:: ASSIGNMENT ::
For each line below that contains the word "with", return that line.
--- RECORDED INFORMATION ---
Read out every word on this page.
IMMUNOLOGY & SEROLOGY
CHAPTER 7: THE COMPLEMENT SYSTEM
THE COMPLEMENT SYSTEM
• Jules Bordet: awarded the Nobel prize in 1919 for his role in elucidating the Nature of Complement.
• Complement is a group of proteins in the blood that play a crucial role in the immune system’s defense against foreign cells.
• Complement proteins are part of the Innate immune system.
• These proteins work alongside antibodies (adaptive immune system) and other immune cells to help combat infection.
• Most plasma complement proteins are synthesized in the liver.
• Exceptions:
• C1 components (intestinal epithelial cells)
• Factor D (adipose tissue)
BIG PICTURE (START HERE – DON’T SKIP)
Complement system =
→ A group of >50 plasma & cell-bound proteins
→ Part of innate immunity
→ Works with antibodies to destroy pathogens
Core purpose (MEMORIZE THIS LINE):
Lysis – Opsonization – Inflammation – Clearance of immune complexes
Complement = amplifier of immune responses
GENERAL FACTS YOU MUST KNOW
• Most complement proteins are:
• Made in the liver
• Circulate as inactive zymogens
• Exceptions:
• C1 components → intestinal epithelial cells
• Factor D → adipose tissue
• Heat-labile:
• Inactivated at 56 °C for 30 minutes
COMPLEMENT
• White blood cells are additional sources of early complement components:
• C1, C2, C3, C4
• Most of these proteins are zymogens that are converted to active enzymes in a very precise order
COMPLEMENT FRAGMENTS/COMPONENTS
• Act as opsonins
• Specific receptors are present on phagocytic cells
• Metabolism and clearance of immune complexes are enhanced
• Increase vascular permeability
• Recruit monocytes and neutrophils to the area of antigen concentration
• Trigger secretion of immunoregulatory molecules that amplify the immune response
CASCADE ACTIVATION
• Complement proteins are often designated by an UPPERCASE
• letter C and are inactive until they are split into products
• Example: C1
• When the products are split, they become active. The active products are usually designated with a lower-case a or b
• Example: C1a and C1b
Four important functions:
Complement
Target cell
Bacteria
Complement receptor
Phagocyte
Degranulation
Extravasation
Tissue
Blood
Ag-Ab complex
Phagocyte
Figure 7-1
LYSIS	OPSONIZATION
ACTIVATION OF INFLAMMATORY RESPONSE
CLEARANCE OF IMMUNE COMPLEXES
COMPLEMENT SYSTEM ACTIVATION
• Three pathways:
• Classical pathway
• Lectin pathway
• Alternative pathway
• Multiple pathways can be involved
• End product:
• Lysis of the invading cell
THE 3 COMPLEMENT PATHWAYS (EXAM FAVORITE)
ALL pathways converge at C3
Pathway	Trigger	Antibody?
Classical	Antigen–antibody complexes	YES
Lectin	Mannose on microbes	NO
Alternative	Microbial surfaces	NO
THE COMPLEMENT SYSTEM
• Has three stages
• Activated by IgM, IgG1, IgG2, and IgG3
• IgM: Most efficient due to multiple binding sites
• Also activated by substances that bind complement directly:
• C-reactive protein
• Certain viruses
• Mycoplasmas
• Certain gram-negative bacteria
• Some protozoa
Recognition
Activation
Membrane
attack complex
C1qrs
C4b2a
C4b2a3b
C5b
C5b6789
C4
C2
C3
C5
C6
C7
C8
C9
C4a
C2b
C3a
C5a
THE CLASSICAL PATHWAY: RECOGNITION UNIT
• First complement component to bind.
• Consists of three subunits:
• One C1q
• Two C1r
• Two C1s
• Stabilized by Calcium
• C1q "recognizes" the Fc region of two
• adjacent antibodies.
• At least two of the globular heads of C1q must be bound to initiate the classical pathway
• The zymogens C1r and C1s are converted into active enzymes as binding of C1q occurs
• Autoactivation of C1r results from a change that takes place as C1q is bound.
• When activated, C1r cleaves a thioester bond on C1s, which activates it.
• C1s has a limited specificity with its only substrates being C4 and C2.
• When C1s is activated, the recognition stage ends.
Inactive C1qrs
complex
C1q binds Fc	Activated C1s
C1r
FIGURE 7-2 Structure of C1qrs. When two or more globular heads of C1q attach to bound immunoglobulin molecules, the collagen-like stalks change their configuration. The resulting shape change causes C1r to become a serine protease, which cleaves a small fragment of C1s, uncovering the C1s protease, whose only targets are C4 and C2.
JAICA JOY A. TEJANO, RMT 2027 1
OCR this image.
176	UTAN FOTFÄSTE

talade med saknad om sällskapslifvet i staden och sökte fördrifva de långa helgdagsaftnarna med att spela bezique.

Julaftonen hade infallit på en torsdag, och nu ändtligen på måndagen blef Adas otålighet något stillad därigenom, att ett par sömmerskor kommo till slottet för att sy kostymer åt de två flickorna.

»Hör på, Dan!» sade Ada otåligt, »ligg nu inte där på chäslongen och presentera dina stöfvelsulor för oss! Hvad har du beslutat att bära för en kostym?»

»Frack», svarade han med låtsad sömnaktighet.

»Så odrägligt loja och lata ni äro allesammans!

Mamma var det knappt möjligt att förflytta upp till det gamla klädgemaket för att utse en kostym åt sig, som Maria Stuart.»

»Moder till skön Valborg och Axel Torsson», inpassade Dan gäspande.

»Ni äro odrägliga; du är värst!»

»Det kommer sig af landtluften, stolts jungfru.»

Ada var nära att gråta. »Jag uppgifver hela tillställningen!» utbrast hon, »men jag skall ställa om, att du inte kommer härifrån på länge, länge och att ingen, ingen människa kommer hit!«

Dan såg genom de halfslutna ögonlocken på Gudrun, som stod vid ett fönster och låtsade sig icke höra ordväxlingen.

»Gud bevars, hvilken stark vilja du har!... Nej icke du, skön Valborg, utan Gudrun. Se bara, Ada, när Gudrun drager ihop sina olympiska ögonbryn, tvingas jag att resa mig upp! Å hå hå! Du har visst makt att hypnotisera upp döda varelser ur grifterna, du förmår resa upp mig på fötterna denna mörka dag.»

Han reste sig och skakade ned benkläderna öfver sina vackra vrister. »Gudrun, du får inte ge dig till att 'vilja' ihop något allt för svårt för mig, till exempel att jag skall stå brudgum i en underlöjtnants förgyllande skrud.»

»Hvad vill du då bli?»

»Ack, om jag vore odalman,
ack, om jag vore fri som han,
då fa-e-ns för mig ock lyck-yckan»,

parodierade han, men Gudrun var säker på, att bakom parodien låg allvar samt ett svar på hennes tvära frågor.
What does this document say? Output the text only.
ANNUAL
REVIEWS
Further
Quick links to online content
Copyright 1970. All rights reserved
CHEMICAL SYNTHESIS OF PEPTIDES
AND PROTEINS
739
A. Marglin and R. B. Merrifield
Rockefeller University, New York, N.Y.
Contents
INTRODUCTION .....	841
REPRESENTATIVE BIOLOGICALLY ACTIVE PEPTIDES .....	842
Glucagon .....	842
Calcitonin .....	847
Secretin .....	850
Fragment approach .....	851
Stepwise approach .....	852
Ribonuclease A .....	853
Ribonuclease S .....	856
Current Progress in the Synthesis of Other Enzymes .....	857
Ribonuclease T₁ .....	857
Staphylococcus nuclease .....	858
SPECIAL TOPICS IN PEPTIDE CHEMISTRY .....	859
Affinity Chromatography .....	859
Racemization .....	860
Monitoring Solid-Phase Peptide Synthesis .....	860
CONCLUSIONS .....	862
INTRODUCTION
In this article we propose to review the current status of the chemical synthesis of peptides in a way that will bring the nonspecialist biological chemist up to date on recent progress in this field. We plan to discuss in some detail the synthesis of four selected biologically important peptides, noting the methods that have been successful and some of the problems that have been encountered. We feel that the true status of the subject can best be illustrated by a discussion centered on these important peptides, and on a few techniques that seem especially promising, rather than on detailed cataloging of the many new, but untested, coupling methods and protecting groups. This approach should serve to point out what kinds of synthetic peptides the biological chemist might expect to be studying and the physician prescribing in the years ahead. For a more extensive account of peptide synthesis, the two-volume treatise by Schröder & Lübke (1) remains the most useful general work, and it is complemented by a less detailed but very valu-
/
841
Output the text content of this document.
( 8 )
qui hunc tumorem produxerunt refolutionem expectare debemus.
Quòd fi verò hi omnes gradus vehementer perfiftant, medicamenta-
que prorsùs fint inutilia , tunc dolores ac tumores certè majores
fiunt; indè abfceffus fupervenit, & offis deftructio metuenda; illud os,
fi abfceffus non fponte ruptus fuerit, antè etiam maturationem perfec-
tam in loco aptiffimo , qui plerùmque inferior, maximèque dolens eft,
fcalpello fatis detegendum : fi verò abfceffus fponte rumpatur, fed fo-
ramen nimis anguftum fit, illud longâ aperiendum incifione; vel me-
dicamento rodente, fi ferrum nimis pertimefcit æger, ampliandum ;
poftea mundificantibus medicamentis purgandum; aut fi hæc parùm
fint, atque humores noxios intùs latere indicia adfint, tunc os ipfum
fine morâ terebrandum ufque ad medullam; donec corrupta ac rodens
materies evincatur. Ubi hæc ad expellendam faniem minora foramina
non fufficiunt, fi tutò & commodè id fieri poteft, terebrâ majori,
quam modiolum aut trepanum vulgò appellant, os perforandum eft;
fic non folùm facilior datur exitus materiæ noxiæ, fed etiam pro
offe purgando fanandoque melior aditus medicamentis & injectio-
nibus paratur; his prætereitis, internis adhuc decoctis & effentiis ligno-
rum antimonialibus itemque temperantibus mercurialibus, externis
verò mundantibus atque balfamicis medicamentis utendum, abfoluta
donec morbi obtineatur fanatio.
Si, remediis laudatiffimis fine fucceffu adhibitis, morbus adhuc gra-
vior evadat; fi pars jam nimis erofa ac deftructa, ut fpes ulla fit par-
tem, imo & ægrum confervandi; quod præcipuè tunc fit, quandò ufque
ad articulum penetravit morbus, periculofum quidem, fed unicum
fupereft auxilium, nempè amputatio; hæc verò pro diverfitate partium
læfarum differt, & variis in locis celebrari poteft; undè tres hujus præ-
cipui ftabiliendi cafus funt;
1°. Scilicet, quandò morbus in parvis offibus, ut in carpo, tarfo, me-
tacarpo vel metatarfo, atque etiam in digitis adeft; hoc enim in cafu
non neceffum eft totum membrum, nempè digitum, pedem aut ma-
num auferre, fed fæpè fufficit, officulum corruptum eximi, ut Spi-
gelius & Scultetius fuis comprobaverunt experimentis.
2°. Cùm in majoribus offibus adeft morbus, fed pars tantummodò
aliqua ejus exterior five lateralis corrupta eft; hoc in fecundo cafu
---
:: TASK SOLUTION ::
→ Works with antibodies to destroy pathogens
• When the products are split, they become active. The active products are usually designated with a lower-case a or b
• C1s has a limited specificity with its only substrates being C4 and C2.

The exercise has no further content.